▶ _GIVEN PROBLEM_
Without including any images, repeat the data exactly.

▶ _DATA FOR THE TASK_
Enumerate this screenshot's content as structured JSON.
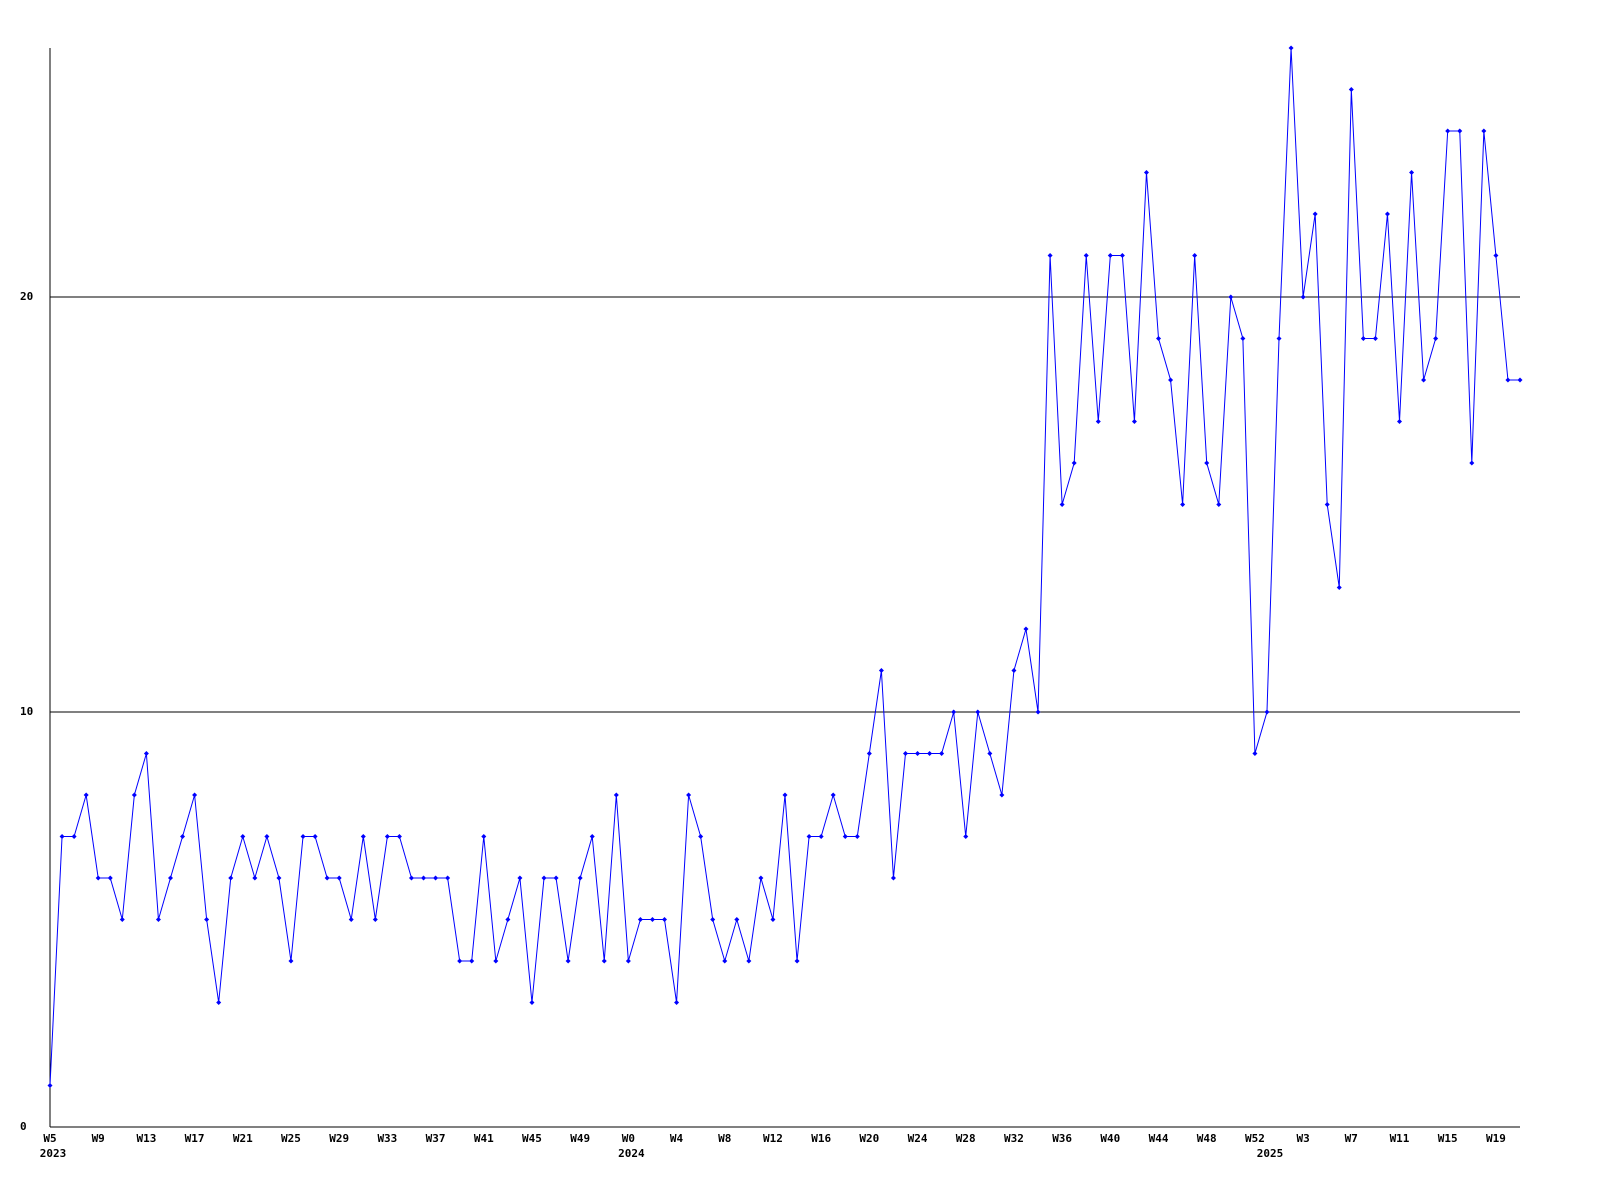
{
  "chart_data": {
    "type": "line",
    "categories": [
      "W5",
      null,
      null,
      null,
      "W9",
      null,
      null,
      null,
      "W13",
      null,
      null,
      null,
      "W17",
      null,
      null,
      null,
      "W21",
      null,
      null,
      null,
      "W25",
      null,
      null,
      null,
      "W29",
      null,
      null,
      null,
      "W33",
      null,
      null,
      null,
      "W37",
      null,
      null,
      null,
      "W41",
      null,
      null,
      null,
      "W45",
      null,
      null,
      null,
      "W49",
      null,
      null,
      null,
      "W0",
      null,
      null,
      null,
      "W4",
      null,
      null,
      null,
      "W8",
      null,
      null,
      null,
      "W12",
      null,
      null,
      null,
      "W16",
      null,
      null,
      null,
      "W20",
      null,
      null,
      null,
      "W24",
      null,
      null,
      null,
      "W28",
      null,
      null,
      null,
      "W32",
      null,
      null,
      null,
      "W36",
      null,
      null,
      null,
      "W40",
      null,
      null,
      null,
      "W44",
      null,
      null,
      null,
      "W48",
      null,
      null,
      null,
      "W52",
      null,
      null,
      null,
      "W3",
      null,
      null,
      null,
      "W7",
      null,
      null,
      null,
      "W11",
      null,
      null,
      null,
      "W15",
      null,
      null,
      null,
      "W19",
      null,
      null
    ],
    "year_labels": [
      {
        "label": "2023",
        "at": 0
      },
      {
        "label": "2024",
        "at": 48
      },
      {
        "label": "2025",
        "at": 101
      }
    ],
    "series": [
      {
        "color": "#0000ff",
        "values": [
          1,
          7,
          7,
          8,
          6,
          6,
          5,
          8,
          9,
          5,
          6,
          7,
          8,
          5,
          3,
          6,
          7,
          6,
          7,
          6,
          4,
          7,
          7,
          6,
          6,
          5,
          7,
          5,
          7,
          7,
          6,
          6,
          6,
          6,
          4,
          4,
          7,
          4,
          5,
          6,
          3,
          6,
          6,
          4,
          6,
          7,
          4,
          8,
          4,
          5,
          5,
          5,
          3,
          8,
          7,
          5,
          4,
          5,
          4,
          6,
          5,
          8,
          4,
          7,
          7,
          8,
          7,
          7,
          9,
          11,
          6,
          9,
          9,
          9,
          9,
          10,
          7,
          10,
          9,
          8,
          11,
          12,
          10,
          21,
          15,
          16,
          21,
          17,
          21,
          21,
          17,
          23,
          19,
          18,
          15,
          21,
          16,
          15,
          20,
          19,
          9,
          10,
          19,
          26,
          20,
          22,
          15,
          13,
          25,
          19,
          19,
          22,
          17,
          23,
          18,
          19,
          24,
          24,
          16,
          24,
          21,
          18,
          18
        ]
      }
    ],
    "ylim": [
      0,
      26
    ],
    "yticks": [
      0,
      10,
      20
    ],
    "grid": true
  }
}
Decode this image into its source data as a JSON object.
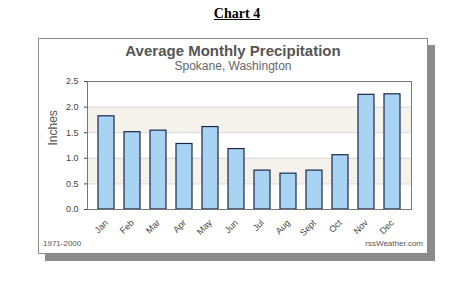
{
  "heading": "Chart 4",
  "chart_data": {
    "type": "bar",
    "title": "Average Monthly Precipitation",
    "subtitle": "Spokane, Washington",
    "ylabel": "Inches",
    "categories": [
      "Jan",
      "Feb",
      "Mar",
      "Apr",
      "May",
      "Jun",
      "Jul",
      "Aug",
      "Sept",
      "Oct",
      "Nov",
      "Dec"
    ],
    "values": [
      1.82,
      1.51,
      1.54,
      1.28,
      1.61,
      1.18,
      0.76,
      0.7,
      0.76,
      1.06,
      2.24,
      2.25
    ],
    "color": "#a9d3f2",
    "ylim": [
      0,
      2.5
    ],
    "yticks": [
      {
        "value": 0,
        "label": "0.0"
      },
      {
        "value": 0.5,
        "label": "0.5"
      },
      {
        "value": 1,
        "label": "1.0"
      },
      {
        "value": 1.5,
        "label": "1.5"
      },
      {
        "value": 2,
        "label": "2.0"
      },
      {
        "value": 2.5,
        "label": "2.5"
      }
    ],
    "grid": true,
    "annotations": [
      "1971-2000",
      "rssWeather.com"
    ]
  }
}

▶ _WRITTEN SOLUTION_
Enumerate this screenshot's content as structured JSON.
{
  "chart_data": {
    "type": "line",
    "categories": [
      "W5",
      null,
      null,
      null,
      "W9",
      null,
      null,
      null,
      "W13",
      null,
      null,
      null,
      "W17",
      null,
      null,
      null,
      "W21",
      null,
      null,
      null,
      "W25",
      null,
      null,
      null,
      "W29",
      null,
      null,
      null,
      "W33",
      null,
      null,
      null,
      "W37",
      null,
      null,
      null,
      "W41",
      null,
      null,
      null,
      "W45",
      null,
      null,
      null,
      "W49",
      null,
      null,
      null,
      "W0",
      null,
      null,
      null,
      "W4",
      null,
      null,
      null,
      "W8",
      null,
      null,
      null,
      "W12",
      null,
      null,
      null,
      "W16",
      null,
      null,
      null,
      "W20",
      null,
      null,
      null,
      "W24",
      null,
      null,
      null,
      "W28",
      null,
      null,
      null,
      "W32",
      null,
      null,
      null,
      "W36",
      null,
      null,
      null,
      "W40",
      null,
      null,
      null,
      "W44",
      null,
      null,
      null,
      "W48",
      null,
      null,
      null,
      "W52",
      null,
      null,
      null,
      "W3",
      null,
      null,
      null,
      "W7",
      null,
      null,
      null,
      "W11",
      null,
      null,
      null,
      "W15",
      null,
      null,
      null,
      "W19",
      null,
      null
    ],
    "year_labels": [
      {
        "label": "2023",
        "at": 0
      },
      {
        "label": "2024",
        "at": 48
      },
      {
        "label": "2025",
        "at": 101
      }
    ],
    "series": [
      {
        "color": "#0000ff",
        "values": [
          1,
          7,
          7,
          8,
          6,
          6,
          5,
          8,
          9,
          5,
          6,
          7,
          8,
          5,
          3,
          6,
          7,
          6,
          7,
          6,
          4,
          7,
          7,
          6,
          6,
          5,
          7,
          5,
          7,
          7,
          6,
          6,
          6,
          6,
          4,
          4,
          7,
          4,
          5,
          6,
          3,
          6,
          6,
          4,
          6,
          7,
          4,
          8,
          4,
          5,
          5,
          5,
          3,
          8,
          7,
          5,
          4,
          5,
          4,
          6,
          5,
          8,
          4,
          7,
          7,
          8,
          7,
          7,
          9,
          11,
          6,
          9,
          9,
          9,
          9,
          10,
          7,
          10,
          9,
          8,
          11,
          12,
          10,
          21,
          15,
          16,
          21,
          17,
          21,
          21,
          17,
          23,
          19,
          18,
          15,
          21,
          16,
          15,
          20,
          19,
          9,
          10,
          19,
          26,
          20,
          22,
          15,
          13,
          25,
          19,
          19,
          22,
          17,
          23,
          18,
          19,
          24,
          24,
          16,
          24,
          21,
          18,
          18
        ]
      }
    ],
    "ylim": [
      0,
      26
    ],
    "yticks": [
      0,
      10,
      20
    ],
    "grid": true
  }
}
Decode this image into its source data as a JSON object.
{
  "heading": "Chart 4",
  "chart_data": {
    "type": "bar",
    "title": "Average Monthly Precipitation",
    "subtitle": "Spokane, Washington",
    "ylabel": "Inches",
    "categories": [
      "Jan",
      "Feb",
      "Mar",
      "Apr",
      "May",
      "Jun",
      "Jul",
      "Aug",
      "Sept",
      "Oct",
      "Nov",
      "Dec"
    ],
    "values": [
      1.82,
      1.51,
      1.54,
      1.28,
      1.61,
      1.18,
      0.76,
      0.7,
      0.76,
      1.06,
      2.24,
      2.25
    ],
    "color": "#a9d3f2",
    "ylim": [
      0,
      2.5
    ],
    "yticks": [
      {
        "value": 0,
        "label": "0.0"
      },
      {
        "value": 0.5,
        "label": "0.5"
      },
      {
        "value": 1,
        "label": "1.0"
      },
      {
        "value": 1.5,
        "label": "1.5"
      },
      {
        "value": 2,
        "label": "2.0"
      },
      {
        "value": 2.5,
        "label": "2.5"
      }
    ],
    "grid": true,
    "annotations": [
      "1971-2000",
      "rssWeather.com"
    ]
  }
}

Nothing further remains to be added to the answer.